Journal du Maroc et d’ailleurs. Extraits.
Par Péroncel-Hugoz.
Vol Paris-Rabat, 28 août 1984
Bien que se méfiant de moi sur le thème du « Maroc », Le Monde m’envoie de nouveau au Royaume alaouite.
Le directeur m’a dit : « Tu comprends, tu es royaliste… – Oui, mais tu envoies bien des républicains en reportage en Italie ou en Allemagne qui sont des républiques ! -Tu as raison, mais ce n’est pas pareil…Et d’ailleurs il n’est pas dit que la monarchie ne soit pas le moins mauvais système pour certains Etats, le Maroc par exemple…- De toutes façons, cher directeur, je suis royaliste pour la France, pour le Maroc, ce n’est pas une affaire, je suis donc neutre, aux Marocains de choisir ! ».
Et j’ajoute : « En tous cas le régime chérifien est autrement intéressant à observer que les tristes dictatures républicaines, militaires, comme l’Algérie, la Syrie, ou l’Egypte où le journal m’a envoyé. Au Maroc, au moins on ne s’ennuie jamais. -Là je te crois facilement ! » conclut le dirlo.

Entrées enregistrées
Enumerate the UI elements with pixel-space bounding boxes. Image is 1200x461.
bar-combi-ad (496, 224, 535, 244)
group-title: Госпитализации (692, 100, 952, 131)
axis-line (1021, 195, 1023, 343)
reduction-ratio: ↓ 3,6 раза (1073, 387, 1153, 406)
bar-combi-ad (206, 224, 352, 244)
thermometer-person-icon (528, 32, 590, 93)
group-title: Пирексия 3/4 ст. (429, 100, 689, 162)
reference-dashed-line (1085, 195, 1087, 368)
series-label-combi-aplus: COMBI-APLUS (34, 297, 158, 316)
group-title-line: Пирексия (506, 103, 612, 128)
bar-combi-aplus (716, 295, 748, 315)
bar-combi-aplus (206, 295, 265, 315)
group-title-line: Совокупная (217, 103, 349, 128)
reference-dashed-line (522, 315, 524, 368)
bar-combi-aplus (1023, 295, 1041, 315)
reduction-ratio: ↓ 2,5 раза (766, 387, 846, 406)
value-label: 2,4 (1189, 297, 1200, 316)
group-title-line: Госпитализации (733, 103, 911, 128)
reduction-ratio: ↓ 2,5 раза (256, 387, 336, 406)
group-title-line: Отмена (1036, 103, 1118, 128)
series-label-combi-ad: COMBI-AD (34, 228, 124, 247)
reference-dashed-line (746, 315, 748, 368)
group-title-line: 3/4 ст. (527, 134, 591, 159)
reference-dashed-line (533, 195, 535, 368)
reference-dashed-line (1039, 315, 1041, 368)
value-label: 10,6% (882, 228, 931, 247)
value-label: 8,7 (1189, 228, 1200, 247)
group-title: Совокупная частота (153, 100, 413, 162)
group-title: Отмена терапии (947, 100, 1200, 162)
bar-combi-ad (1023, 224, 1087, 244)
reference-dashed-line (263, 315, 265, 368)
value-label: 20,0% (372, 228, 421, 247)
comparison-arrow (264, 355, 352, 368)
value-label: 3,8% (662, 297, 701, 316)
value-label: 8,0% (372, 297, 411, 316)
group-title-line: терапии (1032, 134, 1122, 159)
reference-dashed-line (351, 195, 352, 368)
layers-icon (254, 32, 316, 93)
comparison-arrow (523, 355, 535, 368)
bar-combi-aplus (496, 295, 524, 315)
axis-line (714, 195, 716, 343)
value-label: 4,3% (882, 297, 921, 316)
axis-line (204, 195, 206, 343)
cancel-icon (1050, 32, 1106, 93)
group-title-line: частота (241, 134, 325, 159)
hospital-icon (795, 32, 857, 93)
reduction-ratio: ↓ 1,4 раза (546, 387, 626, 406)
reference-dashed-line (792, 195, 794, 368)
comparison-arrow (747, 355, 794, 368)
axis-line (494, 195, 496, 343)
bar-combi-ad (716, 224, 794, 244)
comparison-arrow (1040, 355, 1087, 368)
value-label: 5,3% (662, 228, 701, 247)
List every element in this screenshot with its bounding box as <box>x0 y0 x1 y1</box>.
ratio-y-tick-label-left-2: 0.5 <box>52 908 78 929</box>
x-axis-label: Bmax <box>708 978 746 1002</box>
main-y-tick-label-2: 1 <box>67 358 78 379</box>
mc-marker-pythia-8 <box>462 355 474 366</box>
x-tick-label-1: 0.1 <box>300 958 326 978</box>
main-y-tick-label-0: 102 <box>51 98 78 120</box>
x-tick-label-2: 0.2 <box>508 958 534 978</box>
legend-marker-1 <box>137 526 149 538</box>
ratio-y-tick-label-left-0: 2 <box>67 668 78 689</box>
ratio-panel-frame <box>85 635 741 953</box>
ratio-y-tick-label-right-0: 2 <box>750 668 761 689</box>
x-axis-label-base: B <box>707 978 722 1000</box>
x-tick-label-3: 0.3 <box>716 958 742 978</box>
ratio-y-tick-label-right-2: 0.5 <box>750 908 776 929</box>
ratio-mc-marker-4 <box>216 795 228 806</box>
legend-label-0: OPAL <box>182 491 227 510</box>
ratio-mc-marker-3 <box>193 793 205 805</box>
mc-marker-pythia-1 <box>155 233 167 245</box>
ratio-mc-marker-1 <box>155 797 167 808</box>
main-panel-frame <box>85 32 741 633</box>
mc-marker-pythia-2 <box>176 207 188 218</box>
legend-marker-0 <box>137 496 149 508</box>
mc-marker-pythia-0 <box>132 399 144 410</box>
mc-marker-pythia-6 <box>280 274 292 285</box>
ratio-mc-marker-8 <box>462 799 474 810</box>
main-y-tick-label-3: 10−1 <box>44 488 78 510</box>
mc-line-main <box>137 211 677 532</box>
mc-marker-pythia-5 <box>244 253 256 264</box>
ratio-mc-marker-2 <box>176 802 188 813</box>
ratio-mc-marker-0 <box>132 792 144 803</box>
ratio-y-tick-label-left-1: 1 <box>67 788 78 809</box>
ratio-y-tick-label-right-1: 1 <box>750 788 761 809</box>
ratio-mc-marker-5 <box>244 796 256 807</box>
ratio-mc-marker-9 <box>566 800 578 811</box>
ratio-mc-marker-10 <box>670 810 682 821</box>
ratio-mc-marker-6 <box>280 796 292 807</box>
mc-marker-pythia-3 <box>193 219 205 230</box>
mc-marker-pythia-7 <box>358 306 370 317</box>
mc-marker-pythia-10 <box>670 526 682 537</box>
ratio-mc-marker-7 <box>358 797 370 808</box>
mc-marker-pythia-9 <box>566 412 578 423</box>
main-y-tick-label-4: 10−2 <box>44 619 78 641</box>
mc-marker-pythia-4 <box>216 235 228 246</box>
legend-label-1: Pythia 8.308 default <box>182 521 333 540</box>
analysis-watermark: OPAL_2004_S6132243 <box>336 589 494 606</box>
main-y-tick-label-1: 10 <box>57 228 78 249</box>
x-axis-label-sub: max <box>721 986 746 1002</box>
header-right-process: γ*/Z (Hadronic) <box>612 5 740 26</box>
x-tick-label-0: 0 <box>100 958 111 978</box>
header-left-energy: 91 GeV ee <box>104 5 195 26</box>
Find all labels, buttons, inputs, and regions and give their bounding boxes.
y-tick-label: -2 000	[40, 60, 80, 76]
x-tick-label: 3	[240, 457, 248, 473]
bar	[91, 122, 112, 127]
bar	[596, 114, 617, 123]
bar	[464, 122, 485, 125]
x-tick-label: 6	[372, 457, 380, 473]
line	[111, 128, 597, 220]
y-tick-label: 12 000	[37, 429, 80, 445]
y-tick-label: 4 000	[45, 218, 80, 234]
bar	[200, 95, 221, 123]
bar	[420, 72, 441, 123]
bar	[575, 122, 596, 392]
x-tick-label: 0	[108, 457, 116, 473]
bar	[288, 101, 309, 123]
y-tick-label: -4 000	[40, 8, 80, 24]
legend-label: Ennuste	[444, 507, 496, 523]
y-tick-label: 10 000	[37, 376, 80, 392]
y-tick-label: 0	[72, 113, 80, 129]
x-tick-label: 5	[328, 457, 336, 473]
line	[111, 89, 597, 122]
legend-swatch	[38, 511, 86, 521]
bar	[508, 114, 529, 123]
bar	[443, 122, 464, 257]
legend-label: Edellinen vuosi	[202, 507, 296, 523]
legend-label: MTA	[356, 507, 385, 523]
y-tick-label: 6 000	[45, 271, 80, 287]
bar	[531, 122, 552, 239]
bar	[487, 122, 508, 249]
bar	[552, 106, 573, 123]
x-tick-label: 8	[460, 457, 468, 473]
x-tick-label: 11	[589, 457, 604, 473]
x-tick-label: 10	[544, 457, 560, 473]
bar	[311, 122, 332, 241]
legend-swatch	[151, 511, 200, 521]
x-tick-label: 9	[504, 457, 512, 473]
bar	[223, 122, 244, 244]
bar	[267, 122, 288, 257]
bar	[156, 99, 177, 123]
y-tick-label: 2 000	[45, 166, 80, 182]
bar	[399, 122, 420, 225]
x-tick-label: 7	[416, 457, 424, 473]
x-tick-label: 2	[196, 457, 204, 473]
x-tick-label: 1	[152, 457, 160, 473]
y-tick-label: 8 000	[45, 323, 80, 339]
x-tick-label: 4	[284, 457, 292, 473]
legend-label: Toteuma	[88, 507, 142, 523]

Objectif: Extrayez mot pour mot du passage tout ce qui va de « Par Péroncel-Hugoz. » jusqu'à « au Royaume alaouite. ». Appuyez-vous uniquement sur le passage.

Résultat obtenu:
Par Péroncel-Hugoz.
Vol Paris-Rabat, 28 août 1984
Bien que se méfiant de moi sur le thème du « Maroc », Le Monde m’envoie de nouveau au Royaume alaouite.